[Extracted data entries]
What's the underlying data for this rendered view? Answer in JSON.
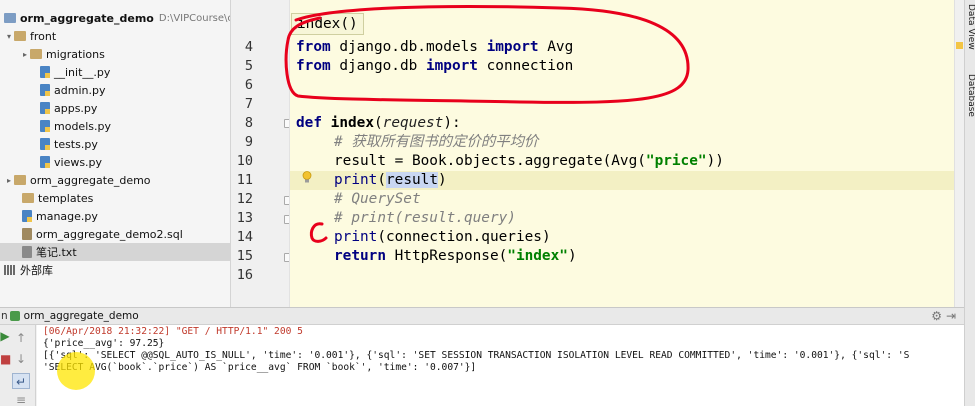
{
  "sidebar": {
    "project_name": "orm_aggregate_demo",
    "project_path": "D:\\VIPCourse\\cod",
    "items": [
      {
        "label": "front",
        "icon": "folder-icon",
        "arrow": "▾"
      },
      {
        "label": "migrations",
        "icon": "folder-icon",
        "arrow": "▸"
      },
      {
        "label": "__init__.py",
        "icon": "python-file-icon"
      },
      {
        "label": "admin.py",
        "icon": "python-file-icon"
      },
      {
        "label": "apps.py",
        "icon": "python-file-icon"
      },
      {
        "label": "models.py",
        "icon": "python-file-icon"
      },
      {
        "label": "tests.py",
        "icon": "python-file-icon"
      },
      {
        "label": "views.py",
        "icon": "python-file-icon"
      },
      {
        "label": "orm_aggregate_demo",
        "icon": "folder-icon",
        "arrow": "▸"
      },
      {
        "label": "templates",
        "icon": "folder-icon"
      },
      {
        "label": "manage.py",
        "icon": "python-file-icon"
      },
      {
        "label": "orm_aggregate_demo2.sql",
        "icon": "sql-file-icon"
      },
      {
        "label": "笔记.txt",
        "icon": "text-file-icon"
      },
      {
        "label": "外部库",
        "icon": "library-icon"
      }
    ]
  },
  "editor": {
    "breadcrumb": "index()",
    "line_numbers": [
      "4",
      "5",
      "6",
      "7",
      "8",
      "9",
      "10",
      "11",
      "12",
      "13",
      "14",
      "15",
      "16"
    ],
    "current_line": "11",
    "code": {
      "l4_kw1": "from",
      "l4_mod": " django.db.models ",
      "l4_kw2": "import",
      "l4_name": " Avg",
      "l5_kw1": "from",
      "l5_mod": " django.db ",
      "l5_kw2": "import",
      "l5_name": " connection",
      "l8_kw": "def",
      "l8_fn": "index",
      "l8_open": "(",
      "l8_param": "request",
      "l8_close": "):",
      "l9_comment": "# 获取所有图书的定价的平均价",
      "l10_a": "result = Book.objects.aggregate(Avg(",
      "l10_str": "\"price\"",
      "l10_b": "))",
      "l11_print": "print",
      "l11_open": "(",
      "l11_sel": "result",
      "l11_close": ")",
      "l12_comment": "# QuerySet",
      "l13_comment": "# print(result.query)",
      "l14_print": "print",
      "l14_rest": "(connection.queries)",
      "l15_kw": "return",
      "l15_a": " HttpResponse(",
      "l15_str": "\"index\"",
      "l15_b": ")"
    }
  },
  "right_tabs": {
    "data_view": "Data View",
    "database": "Database"
  },
  "run_panel": {
    "label_prefix": "n",
    "tab_title": "orm_aggregate_demo",
    "console_lines": [
      "[06/Apr/2018 21:32:22] \"GET / HTTP/1.1\" 200 5",
      "{'price__avg': 97.25}",
      "[{'sql': 'SELECT @@SQL_AUTO_IS_NULL', 'time': '0.001'}, {'sql': 'SET SESSION TRANSACTION ISOLATION LEVEL READ COMMITTED', 'time': '0.001'}, {'sql': 'S",
      "'SELECT AVG(`book`.`price`) AS `price__avg` FROM `book`', 'time': '0.007'}]"
    ]
  },
  "colors": {
    "editor_bg": "#fdfbe0",
    "keyword": "#000080",
    "string": "#008000",
    "comment": "#808080",
    "annotation": "#e8001c"
  }
}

▸ EXERCISE TASK:
Repeat the material above verbatim. Leave the pictures behind.

▸ TASK ANSWER:
What's the underlying data for this rendered view? Answer in JSON.
{
  "sidebar": {
    "project_name": "orm_aggregate_demo",
    "project_path": "D:\\VIPCourse\\cod",
    "items": [
      {
        "label": "front",
        "icon": "folder-icon",
        "arrow": "▾"
      },
      {
        "label": "migrations",
        "icon": "folder-icon",
        "arrow": "▸"
      },
      {
        "label": "__init__.py",
        "icon": "python-file-icon"
      },
      {
        "label": "admin.py",
        "icon": "python-file-icon"
      },
      {
        "label": "apps.py",
        "icon": "python-file-icon"
      },
      {
        "label": "models.py",
        "icon": "python-file-icon"
      },
      {
        "label": "tests.py",
        "icon": "python-file-icon"
      },
      {
        "label": "views.py",
        "icon": "python-file-icon"
      },
      {
        "label": "orm_aggregate_demo",
        "icon": "folder-icon",
        "arrow": "▸"
      },
      {
        "label": "templates",
        "icon": "folder-icon"
      },
      {
        "label": "manage.py",
        "icon": "python-file-icon"
      },
      {
        "label": "orm_aggregate_demo2.sql",
        "icon": "sql-file-icon"
      },
      {
        "label": "笔记.txt",
        "icon": "text-file-icon"
      },
      {
        "label": "外部库",
        "icon": "library-icon"
      }
    ]
  },
  "editor": {
    "breadcrumb": "index()",
    "line_numbers": [
      "4",
      "5",
      "6",
      "7",
      "8",
      "9",
      "10",
      "11",
      "12",
      "13",
      "14",
      "15",
      "16"
    ],
    "current_line": "11",
    "code": {
      "l4_kw1": "from",
      "l4_mod": " django.db.models ",
      "l4_kw2": "import",
      "l4_name": " Avg",
      "l5_kw1": "from",
      "l5_mod": " django.db ",
      "l5_kw2": "import",
      "l5_name": " connection",
      "l8_kw": "def",
      "l8_fn": "index",
      "l8_open": "(",
      "l8_param": "request",
      "l8_close": "):",
      "l9_comment": "# 获取所有图书的定价的平均价",
      "l10_a": "result = Book.objects.aggregate(Avg(",
      "l10_str": "\"price\"",
      "l10_b": "))",
      "l11_print": "print",
      "l11_open": "(",
      "l11_sel": "result",
      "l11_close": ")",
      "l12_comment": "# QuerySet",
      "l13_comment": "# print(result.query)",
      "l14_print": "print",
      "l14_rest": "(connection.queries)",
      "l15_kw": "return",
      "l15_a": " HttpResponse(",
      "l15_str": "\"index\"",
      "l15_b": ")"
    }
  },
  "right_tabs": {
    "data_view": "Data View",
    "database": "Database"
  },
  "run_panel": {
    "label_prefix": "n",
    "tab_title": "orm_aggregate_demo",
    "console_lines": [
      "[06/Apr/2018 21:32:22] \"GET / HTTP/1.1\" 200 5",
      "{'price__avg': 97.25}",
      "[{'sql': 'SELECT @@SQL_AUTO_IS_NULL', 'time': '0.001'}, {'sql': 'SET SESSION TRANSACTION ISOLATION LEVEL READ COMMITTED', 'time': '0.001'}, {'sql': 'S",
      "'SELECT AVG(`book`.`price`) AS `price__avg` FROM `book`', 'time': '0.007'}]"
    ]
  },
  "colors": {
    "editor_bg": "#fdfbe0",
    "keyword": "#000080",
    "string": "#008000",
    "comment": "#808080",
    "annotation": "#e8001c"
  }
}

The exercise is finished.